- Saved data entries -
===

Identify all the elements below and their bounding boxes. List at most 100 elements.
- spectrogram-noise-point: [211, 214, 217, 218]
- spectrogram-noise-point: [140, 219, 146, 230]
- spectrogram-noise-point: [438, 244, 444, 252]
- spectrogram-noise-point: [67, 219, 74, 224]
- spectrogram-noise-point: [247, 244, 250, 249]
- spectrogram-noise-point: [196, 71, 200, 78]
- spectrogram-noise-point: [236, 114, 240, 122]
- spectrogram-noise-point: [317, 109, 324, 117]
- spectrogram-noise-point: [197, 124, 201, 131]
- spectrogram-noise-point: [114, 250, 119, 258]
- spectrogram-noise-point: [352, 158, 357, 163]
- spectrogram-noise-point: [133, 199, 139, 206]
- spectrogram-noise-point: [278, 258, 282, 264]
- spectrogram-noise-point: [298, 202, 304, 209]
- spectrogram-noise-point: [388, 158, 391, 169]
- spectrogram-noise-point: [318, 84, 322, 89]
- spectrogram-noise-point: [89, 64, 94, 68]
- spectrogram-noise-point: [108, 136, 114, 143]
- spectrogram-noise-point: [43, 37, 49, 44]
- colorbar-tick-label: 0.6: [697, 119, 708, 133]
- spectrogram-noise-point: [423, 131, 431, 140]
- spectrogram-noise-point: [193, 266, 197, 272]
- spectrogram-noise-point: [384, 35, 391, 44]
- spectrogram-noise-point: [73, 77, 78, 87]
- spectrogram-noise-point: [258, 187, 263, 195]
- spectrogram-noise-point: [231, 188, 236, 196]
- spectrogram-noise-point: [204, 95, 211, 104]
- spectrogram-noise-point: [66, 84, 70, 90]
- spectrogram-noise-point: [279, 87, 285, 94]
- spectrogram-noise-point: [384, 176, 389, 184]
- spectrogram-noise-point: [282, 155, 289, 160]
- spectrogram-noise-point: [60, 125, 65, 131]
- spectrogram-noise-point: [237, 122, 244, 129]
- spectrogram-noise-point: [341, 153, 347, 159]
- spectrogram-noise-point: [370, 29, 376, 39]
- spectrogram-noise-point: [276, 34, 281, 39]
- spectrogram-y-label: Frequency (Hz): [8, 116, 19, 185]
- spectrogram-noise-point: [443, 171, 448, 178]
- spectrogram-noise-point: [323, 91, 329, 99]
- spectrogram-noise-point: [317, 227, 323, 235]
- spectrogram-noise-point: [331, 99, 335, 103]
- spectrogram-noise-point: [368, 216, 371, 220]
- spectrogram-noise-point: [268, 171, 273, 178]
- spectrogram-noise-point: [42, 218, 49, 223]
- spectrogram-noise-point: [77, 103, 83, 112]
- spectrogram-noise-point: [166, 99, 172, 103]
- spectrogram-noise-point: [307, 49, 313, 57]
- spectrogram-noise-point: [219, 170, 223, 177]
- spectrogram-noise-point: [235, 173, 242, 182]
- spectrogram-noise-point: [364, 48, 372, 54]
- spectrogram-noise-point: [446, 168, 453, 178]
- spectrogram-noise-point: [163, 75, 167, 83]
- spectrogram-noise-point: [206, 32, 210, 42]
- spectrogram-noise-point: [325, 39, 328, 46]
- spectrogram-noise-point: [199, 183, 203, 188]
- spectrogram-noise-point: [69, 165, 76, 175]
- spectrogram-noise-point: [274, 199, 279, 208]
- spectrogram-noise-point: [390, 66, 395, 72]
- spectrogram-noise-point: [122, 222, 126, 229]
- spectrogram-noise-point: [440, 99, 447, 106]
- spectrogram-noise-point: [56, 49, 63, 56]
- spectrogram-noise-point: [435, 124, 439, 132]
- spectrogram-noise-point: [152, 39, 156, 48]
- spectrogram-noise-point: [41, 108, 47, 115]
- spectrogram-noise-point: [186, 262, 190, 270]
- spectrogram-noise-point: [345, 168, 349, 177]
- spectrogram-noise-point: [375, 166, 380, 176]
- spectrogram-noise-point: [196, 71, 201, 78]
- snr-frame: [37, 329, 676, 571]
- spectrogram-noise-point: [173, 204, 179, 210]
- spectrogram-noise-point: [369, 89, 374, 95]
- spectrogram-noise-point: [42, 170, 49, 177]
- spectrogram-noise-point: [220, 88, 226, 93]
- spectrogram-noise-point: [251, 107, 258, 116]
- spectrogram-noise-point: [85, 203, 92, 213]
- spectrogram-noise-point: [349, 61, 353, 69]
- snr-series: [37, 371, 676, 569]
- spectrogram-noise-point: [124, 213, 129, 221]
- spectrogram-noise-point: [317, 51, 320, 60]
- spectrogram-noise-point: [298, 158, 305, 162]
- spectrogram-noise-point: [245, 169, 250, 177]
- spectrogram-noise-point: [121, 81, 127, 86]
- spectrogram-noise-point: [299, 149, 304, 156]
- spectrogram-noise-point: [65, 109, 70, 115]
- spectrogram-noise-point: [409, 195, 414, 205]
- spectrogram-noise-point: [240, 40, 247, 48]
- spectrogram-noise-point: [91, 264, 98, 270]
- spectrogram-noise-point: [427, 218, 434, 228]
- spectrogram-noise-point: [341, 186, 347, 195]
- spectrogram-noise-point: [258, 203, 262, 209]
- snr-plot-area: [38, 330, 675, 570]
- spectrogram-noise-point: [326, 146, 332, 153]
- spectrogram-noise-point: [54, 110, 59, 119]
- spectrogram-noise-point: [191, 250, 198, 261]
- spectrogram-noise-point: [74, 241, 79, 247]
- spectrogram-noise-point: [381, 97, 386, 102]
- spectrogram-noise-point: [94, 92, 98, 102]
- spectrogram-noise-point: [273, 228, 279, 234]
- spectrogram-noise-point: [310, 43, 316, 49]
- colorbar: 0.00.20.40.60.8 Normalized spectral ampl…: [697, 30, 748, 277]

===

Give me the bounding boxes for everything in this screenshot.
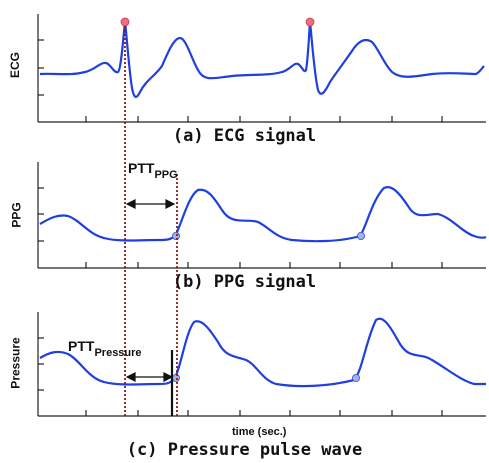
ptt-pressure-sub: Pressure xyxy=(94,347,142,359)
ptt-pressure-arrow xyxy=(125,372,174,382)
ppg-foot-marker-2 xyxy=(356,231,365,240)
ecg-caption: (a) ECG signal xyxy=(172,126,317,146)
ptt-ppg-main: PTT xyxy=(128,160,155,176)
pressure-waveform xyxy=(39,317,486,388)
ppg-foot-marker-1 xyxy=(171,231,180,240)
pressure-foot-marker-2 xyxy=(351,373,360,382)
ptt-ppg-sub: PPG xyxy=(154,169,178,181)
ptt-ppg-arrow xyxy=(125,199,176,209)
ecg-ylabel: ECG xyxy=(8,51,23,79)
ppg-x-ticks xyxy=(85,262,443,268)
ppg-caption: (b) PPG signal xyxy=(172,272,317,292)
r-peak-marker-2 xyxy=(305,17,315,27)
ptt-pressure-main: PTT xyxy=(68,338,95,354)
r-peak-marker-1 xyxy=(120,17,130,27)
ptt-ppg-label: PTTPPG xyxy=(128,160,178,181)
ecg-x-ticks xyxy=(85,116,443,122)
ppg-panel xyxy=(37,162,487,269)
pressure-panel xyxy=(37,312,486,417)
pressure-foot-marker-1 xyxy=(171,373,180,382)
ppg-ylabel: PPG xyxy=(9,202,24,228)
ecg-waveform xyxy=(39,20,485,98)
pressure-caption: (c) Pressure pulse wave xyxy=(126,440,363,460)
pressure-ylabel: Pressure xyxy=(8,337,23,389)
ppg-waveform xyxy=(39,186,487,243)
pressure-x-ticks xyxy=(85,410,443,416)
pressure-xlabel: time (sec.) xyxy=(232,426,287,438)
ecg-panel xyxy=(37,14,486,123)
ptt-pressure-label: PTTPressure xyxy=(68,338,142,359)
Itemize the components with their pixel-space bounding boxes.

===

- What needs to be done -
Format the records from the line containing "ptt-pressure-sub: Pressure xyxy=(94,347,142,359)" through the line containing "ppg-foot-marker-1 xyxy=(171,231,180,240)" as a Markdown table, with a Row column for the row number and a Line column for each line, omitting any blank lines.

- Task solution -
| Row | Line |
|---|---|
| 1 | ptt-pressure-sub: Pressure xyxy=(94,347,142,359) |
| 2 | ptt-pressure-arrow xyxy=(125,372,174,382) |
| 3 | ppg-foot-marker-2 xyxy=(356,231,365,240) |
| 4 | ecg-caption: (a) ECG signal xyxy=(172,126,317,146) |
| 5 | ptt-ppg-main: PTT xyxy=(128,160,155,176) |
| 6 | pressure-waveform xyxy=(39,317,486,388) |
| 7 | ppg-foot-marker-1 xyxy=(171,231,180,240) |